• What to work on
Show every line that has the string "Устранение" in it.

# start of Material for the task

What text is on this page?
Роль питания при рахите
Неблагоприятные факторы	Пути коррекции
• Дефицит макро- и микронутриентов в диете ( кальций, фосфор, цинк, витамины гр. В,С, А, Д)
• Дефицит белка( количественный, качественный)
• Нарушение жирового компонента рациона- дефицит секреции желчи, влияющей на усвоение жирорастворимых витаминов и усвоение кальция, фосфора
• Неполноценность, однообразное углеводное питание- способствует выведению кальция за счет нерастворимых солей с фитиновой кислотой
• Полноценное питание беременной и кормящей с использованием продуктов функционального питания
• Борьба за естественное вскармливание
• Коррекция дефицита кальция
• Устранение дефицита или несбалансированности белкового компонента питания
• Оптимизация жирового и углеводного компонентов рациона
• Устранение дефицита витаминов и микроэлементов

# end of Material for the task

• Worked solution
• Устранение дефицита или несбалансированности белкового компонента питания
• Устранение дефицита витаминов и микроэлементов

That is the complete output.